**WHAT THIS TASK INVOLVES**
Retype the full set of records. Keep every character identical.

+ + + + + + +

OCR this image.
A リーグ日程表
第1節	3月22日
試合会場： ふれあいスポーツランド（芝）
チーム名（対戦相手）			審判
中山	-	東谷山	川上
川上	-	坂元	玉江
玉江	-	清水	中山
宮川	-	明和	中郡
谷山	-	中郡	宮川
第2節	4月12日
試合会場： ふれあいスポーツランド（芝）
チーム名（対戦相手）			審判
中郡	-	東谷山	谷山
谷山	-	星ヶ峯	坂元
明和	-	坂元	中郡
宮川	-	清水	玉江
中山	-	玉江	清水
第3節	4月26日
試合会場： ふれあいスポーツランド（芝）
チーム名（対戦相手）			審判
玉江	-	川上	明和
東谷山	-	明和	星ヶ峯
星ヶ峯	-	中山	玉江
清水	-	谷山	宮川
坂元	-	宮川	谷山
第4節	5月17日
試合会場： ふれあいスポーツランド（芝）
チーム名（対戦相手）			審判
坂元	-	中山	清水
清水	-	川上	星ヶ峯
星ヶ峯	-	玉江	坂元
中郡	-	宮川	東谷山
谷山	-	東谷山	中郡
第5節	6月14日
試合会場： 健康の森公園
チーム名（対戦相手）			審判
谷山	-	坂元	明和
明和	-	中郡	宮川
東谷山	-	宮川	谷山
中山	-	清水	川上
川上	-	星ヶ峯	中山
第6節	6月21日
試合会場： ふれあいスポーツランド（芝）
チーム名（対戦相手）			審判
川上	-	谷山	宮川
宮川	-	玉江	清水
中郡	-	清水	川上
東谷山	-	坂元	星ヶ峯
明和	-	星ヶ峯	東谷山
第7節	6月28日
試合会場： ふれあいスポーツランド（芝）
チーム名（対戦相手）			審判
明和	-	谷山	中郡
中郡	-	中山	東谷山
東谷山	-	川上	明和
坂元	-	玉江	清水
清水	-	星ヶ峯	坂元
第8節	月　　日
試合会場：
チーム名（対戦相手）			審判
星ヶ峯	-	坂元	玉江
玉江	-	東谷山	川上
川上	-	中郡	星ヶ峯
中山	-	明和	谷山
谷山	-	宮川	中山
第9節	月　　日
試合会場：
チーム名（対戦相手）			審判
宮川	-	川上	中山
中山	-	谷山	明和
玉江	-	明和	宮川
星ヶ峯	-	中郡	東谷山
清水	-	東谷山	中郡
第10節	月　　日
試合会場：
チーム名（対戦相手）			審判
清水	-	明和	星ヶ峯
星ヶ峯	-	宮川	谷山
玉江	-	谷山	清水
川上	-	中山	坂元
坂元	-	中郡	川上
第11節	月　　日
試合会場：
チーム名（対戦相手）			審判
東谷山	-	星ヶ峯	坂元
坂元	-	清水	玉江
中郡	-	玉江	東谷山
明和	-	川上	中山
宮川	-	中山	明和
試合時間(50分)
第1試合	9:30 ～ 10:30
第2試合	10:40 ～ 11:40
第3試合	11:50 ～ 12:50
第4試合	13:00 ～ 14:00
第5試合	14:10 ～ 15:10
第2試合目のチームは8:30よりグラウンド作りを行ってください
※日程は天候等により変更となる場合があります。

+ + + + + + +

**THE ANSWER**
OCR this image.
A リーグ日程表
第1節	3月22日
試合会場： ふれあいスポーツランド（芝）
チーム名（対戦相手）			審判
中山	-	東谷山	川上
川上	-	坂元	玉江
玉江	-	清水	中山
宮川	-	明和	中郡
谷山	-	中郡	宮川
第2節	4月12日
試合会場： ふれあいスポーツランド（芝）
チーム名（対戦相手）			審判
中郡	-	東谷山	谷山
谷山	-	星ヶ峯	坂元
明和	-	坂元	中郡
宮川	-	清水	玉江
中山	-	玉江	清水
第3節	4月26日
試合会場： ふれあいスポーツランド（芝）
チーム名（対戦相手）			審判
玉江	-	川上	明和
東谷山	-	明和	星ヶ峯
星ヶ峯	-	中山	玉江
清水	-	谷山	宮川
坂元	-	宮川	谷山
第4節	5月17日
試合会場： ふれあいスポーツランド（芝）
チーム名（対戦相手）			審判
坂元	-	中山	清水
清水	-	川上	星ヶ峯
星ヶ峯	-	玉江	坂元
中郡	-	宮川	東谷山
谷山	-	東谷山	中郡
第5節	6月14日
試合会場： 健康の森公園
チーム名（対戦相手）			審判
谷山	-	坂元	明和
明和	-	中郡	宮川
東谷山	-	宮川	谷山
中山	-	清水	川上
川上	-	星ヶ峯	中山
第6節	6月21日
試合会場： ふれあいスポーツランド（芝）
チーム名（対戦相手）			審判
川上	-	谷山	宮川
宮川	-	玉江	清水
中郡	-	清水	川上
東谷山	-	坂元	星ヶ峯
明和	-	星ヶ峯	東谷山
第7節	6月28日
試合会場： ふれあいスポーツランド（芝）
チーム名（対戦相手）			審判
明和	-	谷山	中郡
中郡	-	中山	東谷山
東谷山	-	川上	明和
坂元	-	玉江	清水
清水	-	星ヶ峯	坂元
第8節	月　　日
試合会場：
チーム名（対戦相手）			審判
星ヶ峯	-	坂元	玉江
玉江	-	東谷山	川上
川上	-	中郡	星ヶ峯
中山	-	明和	谷山
谷山	-	宮川	中山
第9節	月　　日
試合会場：
チーム名（対戦相手）			審判
宮川	-	川上	中山
中山	-	谷山	明和
玉江	-	明和	宮川
星ヶ峯	-	中郡	東谷山
清水	-	東谷山	中郡
第10節	月　　日
試合会場：
チーム名（対戦相手）			審判
清水	-	明和	星ヶ峯
星ヶ峯	-	宮川	谷山
玉江	-	谷山	清水
川上	-	中山	坂元
坂元	-	中郡	川上
第11節	月　　日
試合会場：
チーム名（対戦相手）			審判
東谷山	-	星ヶ峯	坂元
坂元	-	清水	玉江
中郡	-	玉江	東谷山
明和	-	川上	中山
宮川	-	中山	明和
試合時間(50分)
第1試合	9:30 ～ 10:30
第2試合	10:40 ～ 11:40
第3試合	11:50 ～ 12:50
第4試合	13:00 ～ 14:00
第5試合	14:10 ～ 15:10
第2試合目のチームは8:30よりグラウンド作りを行ってください
※日程は天候等により変更となる場合があります。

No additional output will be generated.